**Data supplied**
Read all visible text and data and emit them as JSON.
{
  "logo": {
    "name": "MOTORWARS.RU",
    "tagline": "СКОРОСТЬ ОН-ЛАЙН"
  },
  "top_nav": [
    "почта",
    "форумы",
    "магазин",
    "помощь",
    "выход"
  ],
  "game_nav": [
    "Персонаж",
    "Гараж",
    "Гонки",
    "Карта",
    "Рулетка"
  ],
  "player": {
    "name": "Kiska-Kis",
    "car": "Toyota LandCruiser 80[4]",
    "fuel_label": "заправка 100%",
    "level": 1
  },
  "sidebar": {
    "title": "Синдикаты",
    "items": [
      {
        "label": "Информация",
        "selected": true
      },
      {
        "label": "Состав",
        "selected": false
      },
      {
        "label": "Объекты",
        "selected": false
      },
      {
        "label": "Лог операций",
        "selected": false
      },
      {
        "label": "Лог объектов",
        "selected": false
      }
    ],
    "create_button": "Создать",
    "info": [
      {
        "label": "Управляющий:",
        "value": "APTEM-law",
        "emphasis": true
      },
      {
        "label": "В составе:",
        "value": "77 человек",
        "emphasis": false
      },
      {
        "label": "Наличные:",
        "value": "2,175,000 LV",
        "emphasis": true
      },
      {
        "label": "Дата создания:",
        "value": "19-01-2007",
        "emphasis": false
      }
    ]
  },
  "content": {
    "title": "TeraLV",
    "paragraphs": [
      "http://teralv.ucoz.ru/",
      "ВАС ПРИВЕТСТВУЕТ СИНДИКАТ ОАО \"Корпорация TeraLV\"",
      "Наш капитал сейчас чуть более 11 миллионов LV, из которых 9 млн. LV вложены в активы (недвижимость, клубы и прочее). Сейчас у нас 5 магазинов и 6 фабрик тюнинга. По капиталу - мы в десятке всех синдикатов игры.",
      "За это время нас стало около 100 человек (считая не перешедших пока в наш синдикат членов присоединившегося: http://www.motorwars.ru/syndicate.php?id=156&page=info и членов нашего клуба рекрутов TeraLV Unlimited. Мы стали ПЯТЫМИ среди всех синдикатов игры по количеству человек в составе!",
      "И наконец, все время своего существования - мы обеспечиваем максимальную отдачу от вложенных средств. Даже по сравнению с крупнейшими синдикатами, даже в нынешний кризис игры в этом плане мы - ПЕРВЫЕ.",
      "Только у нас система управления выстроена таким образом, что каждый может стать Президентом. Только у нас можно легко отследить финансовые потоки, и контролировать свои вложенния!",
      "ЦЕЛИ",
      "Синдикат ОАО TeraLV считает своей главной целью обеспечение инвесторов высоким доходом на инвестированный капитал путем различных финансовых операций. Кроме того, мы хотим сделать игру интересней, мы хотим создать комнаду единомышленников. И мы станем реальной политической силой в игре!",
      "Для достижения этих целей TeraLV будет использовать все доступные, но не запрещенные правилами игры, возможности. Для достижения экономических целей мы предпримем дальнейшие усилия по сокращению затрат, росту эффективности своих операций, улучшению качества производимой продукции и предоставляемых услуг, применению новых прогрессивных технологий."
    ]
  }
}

**Instructions to follow**
From the preceding material, extract every line exactly.

**Expected output**
Read all visible text and data and emit them as JSON.
{
  "logo": {
    "name": "MOTORWARS.RU",
    "tagline": "СКОРОСТЬ ОН-ЛАЙН"
  },
  "top_nav": [
    "почта",
    "форумы",
    "магазин",
    "помощь",
    "выход"
  ],
  "game_nav": [
    "Персонаж",
    "Гараж",
    "Гонки",
    "Карта",
    "Рулетка"
  ],
  "player": {
    "name": "Kiska-Kis",
    "car": "Toyota LandCruiser 80[4]",
    "fuel_label": "заправка 100%",
    "level": 1
  },
  "sidebar": {
    "title": "Синдикаты",
    "items": [
      {
        "label": "Информация",
        "selected": true
      },
      {
        "label": "Состав",
        "selected": false
      },
      {
        "label": "Объекты",
        "selected": false
      },
      {
        "label": "Лог операций",
        "selected": false
      },
      {
        "label": "Лог объектов",
        "selected": false
      }
    ],
    "create_button": "Создать",
    "info": [
      {
        "label": "Управляющий:",
        "value": "APTEM-law",
        "emphasis": true
      },
      {
        "label": "В составе:",
        "value": "77 человек",
        "emphasis": false
      },
      {
        "label": "Наличные:",
        "value": "2,175,000 LV",
        "emphasis": true
      },
      {
        "label": "Дата создания:",
        "value": "19-01-2007",
        "emphasis": false
      }
    ]
  },
  "content": {
    "title": "TeraLV",
    "paragraphs": [
      "http://teralv.ucoz.ru/",
      "ВАС ПРИВЕТСТВУЕТ СИНДИКАТ ОАО \"Корпорация TeraLV\"",
      "Наш капитал сейчас чуть более 11 миллионов LV, из которых 9 млн. LV вложены в активы (недвижимость, клубы и прочее). Сейчас у нас 5 магазинов и 6 фабрик тюнинга. По капиталу - мы в десятке всех синдикатов игры.",
      "За это время нас стало около 100 человек (считая не перешедших пока в наш синдикат членов присоединившегося: http://www.motorwars.ru/syndicate.php?id=156&page=info и членов нашего клуба рекрутов TeraLV Unlimited. Мы стали ПЯТЫМИ среди всех синдикатов игры по количеству человек в составе!",
      "И наконец, все время своего существования - мы обеспечиваем максимальную отдачу от вложенных средств. Даже по сравнению с крупнейшими синдикатами, даже в нынешний кризис игры в этом плане мы - ПЕРВЫЕ.",
      "Только у нас система управления выстроена таким образом, что каждый может стать Президентом. Только у нас можно легко отследить финансовые потоки, и контролировать свои вложенния!",
      "ЦЕЛИ",
      "Синдикат ОАО TeraLV считает своей главной целью обеспечение инвесторов высоким доходом на инвестированный капитал путем различных финансовых операций. Кроме того, мы хотим сделать игру интересней, мы хотим создать комнаду единомышленников. И мы станем реальной политической силой в игре!",
      "Для достижения этих целей TeraLV будет использовать все доступные, но не запрещенные правилами игры, возможности. Для достижения экономических целей мы предпримем дальнейшие усилия по сокращению затрат, росту эффективности своих операций, улучшению качества производимой продукции и предоставляемых услуг, применению новых прогрессивных технологий."
    ]
  }
}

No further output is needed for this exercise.